» What needs to be done
Track down every line below that holds "ACWI" and copy it.

Figure dataset records
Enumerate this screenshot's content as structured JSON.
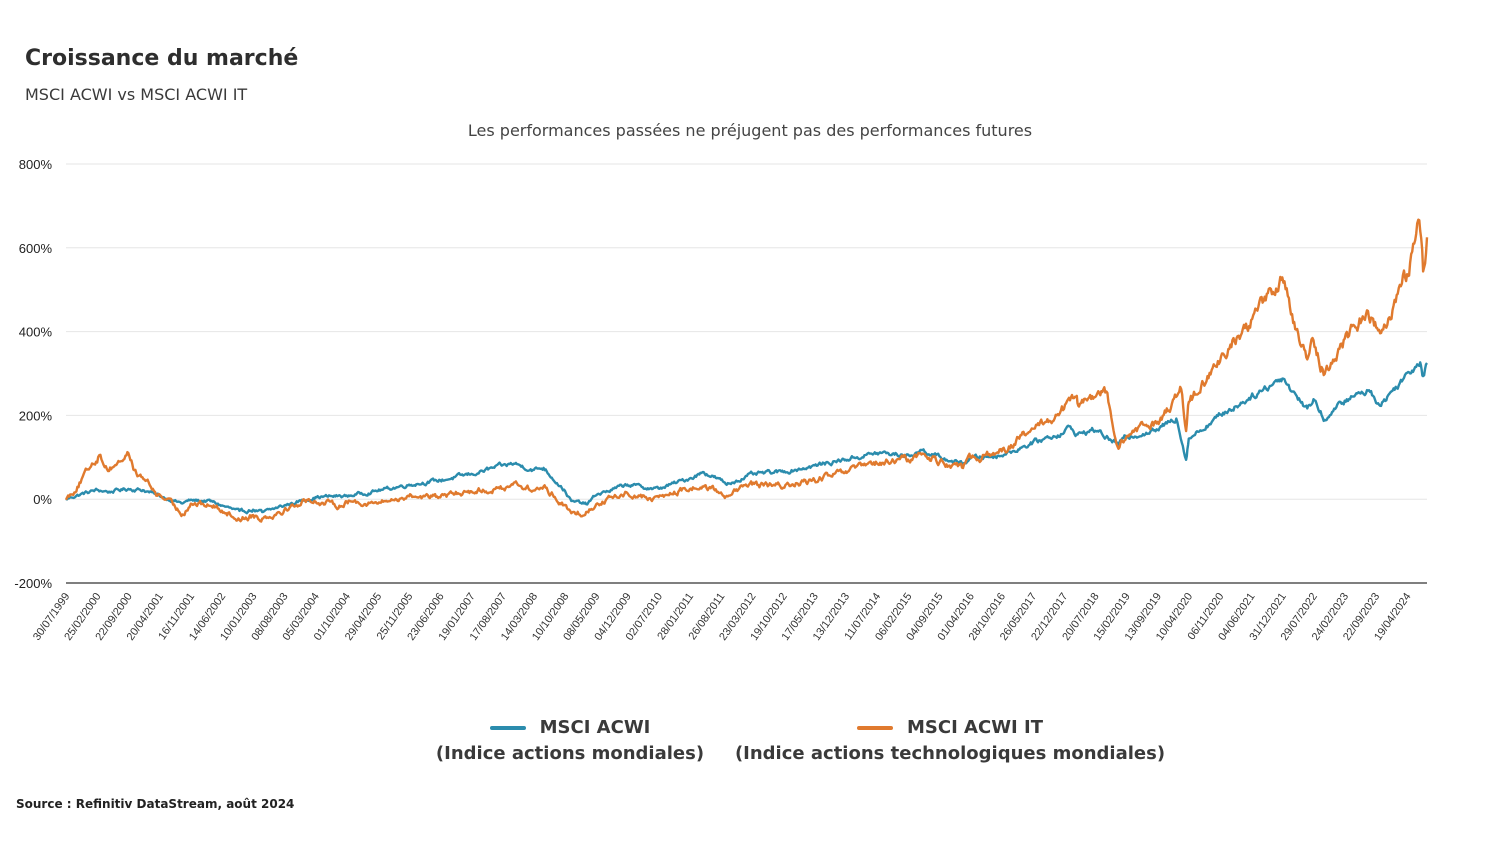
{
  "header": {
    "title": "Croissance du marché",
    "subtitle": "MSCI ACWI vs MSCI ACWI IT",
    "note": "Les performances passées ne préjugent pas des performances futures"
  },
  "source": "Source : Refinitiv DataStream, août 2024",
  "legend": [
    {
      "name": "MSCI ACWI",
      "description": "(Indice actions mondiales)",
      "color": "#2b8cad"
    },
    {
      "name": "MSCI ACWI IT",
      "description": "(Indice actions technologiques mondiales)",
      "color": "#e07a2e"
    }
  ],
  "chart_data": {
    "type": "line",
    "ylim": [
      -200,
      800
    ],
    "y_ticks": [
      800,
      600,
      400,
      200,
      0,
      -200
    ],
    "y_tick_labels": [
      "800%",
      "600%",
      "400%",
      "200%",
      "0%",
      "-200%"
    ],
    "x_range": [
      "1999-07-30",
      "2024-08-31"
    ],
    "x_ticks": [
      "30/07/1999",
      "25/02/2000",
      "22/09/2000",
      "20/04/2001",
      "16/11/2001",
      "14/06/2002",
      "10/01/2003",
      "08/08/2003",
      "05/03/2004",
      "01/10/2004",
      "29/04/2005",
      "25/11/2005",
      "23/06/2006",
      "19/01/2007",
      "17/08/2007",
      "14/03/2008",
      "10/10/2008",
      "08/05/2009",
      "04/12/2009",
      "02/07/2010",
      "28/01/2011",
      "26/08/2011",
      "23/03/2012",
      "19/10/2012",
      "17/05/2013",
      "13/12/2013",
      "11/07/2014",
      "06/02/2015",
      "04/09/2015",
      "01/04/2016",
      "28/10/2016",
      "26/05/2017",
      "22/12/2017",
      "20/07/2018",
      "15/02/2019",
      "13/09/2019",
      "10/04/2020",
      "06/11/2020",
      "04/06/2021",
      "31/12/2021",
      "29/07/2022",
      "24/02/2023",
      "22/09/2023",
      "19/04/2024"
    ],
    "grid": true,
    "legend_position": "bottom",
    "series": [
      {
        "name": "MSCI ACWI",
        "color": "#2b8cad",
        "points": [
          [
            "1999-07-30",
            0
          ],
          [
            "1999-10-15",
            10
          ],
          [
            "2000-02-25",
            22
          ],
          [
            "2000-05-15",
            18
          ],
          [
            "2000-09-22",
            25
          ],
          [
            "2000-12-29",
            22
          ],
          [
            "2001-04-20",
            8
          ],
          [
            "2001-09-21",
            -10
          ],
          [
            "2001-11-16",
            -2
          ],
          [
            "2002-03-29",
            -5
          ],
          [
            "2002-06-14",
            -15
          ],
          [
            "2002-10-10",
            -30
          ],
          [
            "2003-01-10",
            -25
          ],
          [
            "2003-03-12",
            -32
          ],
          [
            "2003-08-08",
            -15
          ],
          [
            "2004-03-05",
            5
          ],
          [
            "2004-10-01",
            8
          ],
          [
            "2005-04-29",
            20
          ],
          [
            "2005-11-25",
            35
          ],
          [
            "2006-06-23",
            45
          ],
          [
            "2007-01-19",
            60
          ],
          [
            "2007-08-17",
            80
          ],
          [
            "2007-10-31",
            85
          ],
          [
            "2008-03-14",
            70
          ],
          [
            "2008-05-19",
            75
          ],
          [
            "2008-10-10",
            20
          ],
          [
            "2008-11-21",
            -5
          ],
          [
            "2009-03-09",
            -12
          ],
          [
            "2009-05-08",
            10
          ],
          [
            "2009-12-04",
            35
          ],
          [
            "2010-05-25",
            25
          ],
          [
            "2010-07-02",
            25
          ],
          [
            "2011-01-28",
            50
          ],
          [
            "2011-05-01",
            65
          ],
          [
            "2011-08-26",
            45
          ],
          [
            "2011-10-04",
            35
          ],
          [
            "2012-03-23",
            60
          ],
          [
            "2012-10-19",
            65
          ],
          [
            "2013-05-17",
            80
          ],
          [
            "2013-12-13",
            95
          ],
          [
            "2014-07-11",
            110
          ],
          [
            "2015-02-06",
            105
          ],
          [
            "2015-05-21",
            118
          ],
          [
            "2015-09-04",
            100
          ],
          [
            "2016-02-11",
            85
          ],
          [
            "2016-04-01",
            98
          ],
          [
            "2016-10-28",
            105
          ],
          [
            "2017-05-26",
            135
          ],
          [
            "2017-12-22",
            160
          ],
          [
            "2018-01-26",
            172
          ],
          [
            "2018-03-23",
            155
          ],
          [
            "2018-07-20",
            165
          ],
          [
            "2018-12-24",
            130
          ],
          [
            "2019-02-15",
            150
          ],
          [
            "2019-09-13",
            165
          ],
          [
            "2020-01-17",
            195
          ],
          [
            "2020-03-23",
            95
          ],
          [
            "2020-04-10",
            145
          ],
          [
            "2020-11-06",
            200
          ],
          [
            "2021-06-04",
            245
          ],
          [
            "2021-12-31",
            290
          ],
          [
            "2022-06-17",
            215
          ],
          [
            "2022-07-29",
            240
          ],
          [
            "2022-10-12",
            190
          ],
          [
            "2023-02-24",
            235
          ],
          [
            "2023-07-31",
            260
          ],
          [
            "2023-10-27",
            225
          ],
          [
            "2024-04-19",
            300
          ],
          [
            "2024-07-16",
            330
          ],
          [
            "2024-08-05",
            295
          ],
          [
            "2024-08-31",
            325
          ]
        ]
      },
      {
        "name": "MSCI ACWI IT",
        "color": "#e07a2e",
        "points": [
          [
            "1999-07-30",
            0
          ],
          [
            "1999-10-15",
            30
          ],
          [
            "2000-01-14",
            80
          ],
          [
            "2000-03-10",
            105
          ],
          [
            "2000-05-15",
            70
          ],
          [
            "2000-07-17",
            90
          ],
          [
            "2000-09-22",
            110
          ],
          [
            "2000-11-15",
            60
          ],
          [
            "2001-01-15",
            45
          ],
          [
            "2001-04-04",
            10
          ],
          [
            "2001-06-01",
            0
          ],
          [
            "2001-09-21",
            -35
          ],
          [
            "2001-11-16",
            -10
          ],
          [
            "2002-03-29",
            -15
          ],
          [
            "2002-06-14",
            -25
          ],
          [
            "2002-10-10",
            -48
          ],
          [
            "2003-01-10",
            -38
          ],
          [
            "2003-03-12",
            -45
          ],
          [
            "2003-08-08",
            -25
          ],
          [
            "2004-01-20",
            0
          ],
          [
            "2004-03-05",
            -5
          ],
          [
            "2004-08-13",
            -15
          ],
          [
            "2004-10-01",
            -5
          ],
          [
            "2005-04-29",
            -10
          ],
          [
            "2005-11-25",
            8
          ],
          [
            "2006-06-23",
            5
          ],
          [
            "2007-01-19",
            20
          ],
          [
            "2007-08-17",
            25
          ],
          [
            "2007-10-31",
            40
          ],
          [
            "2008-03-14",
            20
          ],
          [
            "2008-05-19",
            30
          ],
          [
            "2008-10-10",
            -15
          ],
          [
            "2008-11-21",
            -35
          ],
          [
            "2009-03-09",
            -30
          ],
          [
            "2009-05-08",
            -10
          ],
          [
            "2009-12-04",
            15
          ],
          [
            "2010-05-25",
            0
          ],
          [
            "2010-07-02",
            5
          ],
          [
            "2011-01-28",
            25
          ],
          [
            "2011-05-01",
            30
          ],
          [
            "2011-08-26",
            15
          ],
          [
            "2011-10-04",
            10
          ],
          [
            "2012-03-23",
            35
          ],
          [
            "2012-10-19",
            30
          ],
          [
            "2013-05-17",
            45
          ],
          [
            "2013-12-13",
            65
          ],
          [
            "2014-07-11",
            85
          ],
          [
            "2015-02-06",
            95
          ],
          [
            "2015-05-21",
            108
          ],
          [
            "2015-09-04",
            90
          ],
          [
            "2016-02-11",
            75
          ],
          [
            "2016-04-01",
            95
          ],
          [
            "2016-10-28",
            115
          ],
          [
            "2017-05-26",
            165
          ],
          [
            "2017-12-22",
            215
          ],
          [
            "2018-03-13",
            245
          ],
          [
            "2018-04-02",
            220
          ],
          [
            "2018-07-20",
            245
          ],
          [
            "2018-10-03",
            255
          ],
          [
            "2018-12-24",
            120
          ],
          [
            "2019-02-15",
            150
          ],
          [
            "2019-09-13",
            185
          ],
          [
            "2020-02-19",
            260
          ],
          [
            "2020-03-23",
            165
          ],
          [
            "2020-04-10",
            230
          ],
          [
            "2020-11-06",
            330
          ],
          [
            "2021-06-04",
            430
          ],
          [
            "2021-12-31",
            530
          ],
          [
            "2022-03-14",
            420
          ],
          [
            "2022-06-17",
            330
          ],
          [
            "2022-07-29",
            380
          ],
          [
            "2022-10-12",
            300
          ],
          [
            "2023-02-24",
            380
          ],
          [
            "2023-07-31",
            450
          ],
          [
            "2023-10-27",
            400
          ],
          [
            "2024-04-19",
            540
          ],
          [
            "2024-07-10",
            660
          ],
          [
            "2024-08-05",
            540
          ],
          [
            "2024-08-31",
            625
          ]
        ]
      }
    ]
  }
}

» Solved problem
    "subtitle": "MSCI ACWI vs MSCI ACWI IT",
      "name": "MSCI ACWI",
      "name": "MSCI ACWI IT",
        "name": "MSCI ACWI",
        "name": "MSCI ACWI IT",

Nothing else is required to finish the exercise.